Data to use:
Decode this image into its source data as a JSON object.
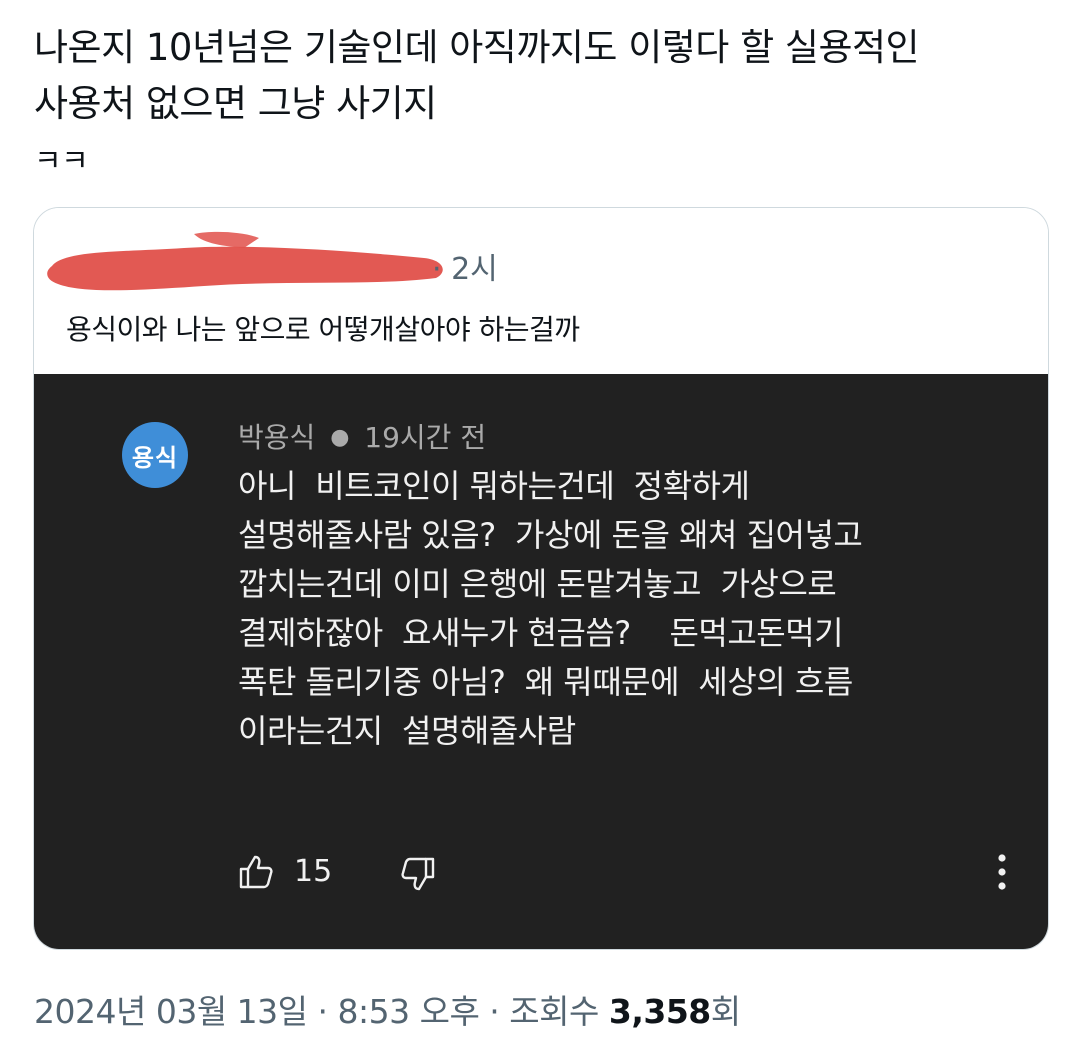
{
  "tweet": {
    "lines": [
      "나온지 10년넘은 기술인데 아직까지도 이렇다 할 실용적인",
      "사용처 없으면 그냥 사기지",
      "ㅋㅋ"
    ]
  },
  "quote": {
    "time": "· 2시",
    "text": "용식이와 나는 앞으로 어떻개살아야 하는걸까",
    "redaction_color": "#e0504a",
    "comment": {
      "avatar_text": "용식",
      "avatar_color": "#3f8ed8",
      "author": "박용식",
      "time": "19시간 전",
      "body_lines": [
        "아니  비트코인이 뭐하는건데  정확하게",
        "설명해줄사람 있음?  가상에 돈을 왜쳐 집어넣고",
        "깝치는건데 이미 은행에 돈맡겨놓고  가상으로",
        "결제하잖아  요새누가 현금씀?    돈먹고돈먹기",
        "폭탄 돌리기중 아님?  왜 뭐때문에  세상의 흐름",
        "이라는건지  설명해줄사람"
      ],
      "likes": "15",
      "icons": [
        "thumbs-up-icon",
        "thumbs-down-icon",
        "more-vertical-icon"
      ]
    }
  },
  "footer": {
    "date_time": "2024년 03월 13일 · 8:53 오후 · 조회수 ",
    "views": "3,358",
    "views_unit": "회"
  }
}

Exercise prompt: Your task is to transcribe all of the records precisely, with no images included.

Task response:
Decode this image into its source data as a JSON object.
{
  "tweet": {
    "lines": [
      "나온지 10년넘은 기술인데 아직까지도 이렇다 할 실용적인",
      "사용처 없으면 그냥 사기지",
      "ㅋㅋ"
    ]
  },
  "quote": {
    "time": "· 2시",
    "text": "용식이와 나는 앞으로 어떻개살아야 하는걸까",
    "redaction_color": "#e0504a",
    "comment": {
      "avatar_text": "용식",
      "avatar_color": "#3f8ed8",
      "author": "박용식",
      "time": "19시간 전",
      "body_lines": [
        "아니  비트코인이 뭐하는건데  정확하게",
        "설명해줄사람 있음?  가상에 돈을 왜쳐 집어넣고",
        "깝치는건데 이미 은행에 돈맡겨놓고  가상으로",
        "결제하잖아  요새누가 현금씀?    돈먹고돈먹기",
        "폭탄 돌리기중 아님?  왜 뭐때문에  세상의 흐름",
        "이라는건지  설명해줄사람"
      ],
      "likes": "15",
      "icons": [
        "thumbs-up-icon",
        "thumbs-down-icon",
        "more-vertical-icon"
      ]
    }
  },
  "footer": {
    "date_time": "2024년 03월 13일 · 8:53 오후 · 조회수 ",
    "views": "3,358",
    "views_unit": "회"
  }
}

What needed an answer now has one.